WRITTEN INSTRUCTION >> The required output is a single number: how many lines of the material contain the string "icon".

★ ★ ★

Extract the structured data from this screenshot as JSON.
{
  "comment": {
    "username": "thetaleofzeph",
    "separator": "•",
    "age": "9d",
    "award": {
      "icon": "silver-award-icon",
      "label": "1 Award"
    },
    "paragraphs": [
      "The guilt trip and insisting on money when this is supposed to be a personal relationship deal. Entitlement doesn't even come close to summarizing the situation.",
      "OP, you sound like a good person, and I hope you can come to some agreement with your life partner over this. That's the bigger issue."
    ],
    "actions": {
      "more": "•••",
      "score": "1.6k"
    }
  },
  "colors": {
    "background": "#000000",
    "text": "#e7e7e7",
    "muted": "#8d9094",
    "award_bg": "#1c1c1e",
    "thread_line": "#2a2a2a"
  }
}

★ ★ ★

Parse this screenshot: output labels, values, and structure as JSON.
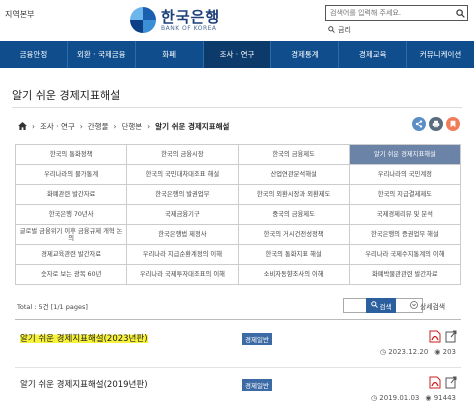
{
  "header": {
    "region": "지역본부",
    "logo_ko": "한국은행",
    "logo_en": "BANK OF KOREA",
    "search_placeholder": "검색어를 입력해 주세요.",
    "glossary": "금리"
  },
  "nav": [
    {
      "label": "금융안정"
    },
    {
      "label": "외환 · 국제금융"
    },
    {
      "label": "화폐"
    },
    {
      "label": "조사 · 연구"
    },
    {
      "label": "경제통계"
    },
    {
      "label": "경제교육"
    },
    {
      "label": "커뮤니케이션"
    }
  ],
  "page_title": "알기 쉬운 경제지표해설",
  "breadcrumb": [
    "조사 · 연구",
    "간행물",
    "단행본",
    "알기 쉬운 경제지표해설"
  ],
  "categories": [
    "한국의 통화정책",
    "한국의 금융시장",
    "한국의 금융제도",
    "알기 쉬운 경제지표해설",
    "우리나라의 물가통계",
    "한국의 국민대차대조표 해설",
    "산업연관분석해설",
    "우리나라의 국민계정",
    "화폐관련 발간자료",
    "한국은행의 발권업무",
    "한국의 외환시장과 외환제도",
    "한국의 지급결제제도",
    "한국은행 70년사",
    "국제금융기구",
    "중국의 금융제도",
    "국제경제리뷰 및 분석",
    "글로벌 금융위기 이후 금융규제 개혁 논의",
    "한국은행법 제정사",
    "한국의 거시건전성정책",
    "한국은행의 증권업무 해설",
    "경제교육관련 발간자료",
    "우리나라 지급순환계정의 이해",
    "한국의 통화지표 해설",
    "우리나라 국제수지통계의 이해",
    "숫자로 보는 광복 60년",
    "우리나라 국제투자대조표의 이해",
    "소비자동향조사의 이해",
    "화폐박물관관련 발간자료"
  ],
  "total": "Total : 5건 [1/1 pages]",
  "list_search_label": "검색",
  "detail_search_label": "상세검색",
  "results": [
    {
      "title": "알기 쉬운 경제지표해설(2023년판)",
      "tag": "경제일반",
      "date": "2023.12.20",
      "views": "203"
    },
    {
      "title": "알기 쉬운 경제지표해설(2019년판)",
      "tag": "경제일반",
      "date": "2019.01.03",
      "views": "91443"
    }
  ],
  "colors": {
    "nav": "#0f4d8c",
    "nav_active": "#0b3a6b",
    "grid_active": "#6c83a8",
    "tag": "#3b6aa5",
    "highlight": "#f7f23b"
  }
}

★ ★ ★

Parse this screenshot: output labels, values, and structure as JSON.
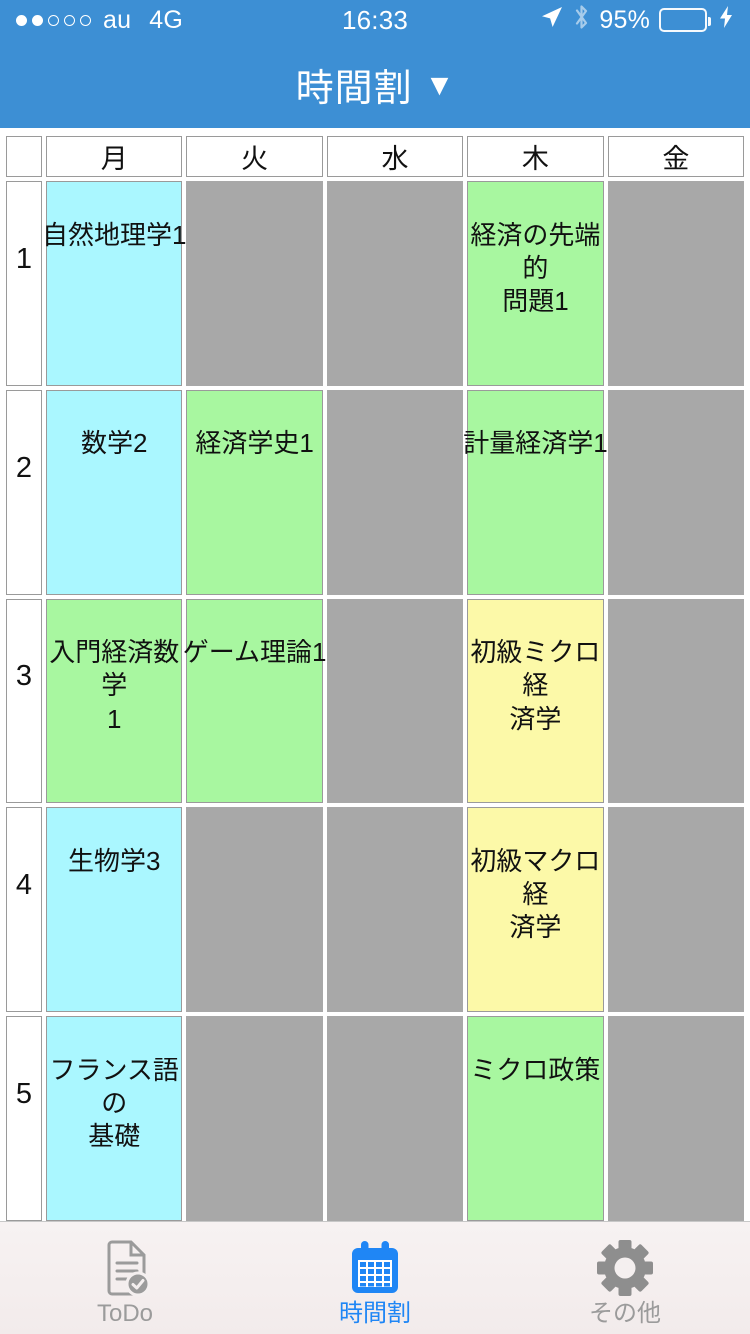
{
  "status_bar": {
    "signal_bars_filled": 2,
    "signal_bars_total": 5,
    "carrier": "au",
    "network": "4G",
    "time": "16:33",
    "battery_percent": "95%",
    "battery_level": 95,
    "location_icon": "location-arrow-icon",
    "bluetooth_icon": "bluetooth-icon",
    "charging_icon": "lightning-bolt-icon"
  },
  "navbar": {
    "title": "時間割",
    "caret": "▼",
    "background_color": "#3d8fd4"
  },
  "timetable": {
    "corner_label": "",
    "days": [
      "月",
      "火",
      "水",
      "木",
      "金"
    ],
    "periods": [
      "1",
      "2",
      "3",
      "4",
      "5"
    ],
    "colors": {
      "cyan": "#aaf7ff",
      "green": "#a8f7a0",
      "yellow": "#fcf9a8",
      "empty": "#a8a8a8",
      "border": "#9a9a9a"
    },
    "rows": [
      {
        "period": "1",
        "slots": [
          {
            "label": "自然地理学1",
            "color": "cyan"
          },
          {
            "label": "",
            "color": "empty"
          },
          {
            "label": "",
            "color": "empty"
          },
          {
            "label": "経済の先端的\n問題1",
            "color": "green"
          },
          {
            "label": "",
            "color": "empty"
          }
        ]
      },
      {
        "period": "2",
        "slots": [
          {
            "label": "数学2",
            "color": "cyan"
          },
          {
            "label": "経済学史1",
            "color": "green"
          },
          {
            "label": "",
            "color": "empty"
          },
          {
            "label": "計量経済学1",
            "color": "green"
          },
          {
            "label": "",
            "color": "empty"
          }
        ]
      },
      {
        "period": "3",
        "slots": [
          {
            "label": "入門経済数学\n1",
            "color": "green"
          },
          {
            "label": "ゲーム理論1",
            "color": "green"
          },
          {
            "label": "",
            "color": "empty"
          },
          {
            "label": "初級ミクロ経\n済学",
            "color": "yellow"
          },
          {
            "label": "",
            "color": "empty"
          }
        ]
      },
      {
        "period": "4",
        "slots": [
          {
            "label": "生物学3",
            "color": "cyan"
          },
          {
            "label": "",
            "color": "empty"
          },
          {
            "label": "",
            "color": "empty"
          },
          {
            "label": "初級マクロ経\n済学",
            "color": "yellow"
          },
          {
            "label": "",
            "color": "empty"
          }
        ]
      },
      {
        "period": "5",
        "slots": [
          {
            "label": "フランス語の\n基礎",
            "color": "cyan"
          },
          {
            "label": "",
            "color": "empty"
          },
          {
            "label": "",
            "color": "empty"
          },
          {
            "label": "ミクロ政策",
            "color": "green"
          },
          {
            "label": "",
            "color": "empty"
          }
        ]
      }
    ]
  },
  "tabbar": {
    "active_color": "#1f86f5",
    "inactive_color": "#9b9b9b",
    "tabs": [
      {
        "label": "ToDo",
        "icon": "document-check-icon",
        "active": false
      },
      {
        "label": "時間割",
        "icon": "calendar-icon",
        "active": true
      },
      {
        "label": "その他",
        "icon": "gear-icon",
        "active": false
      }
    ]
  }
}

★ ★ ★

SOLUTION >> 7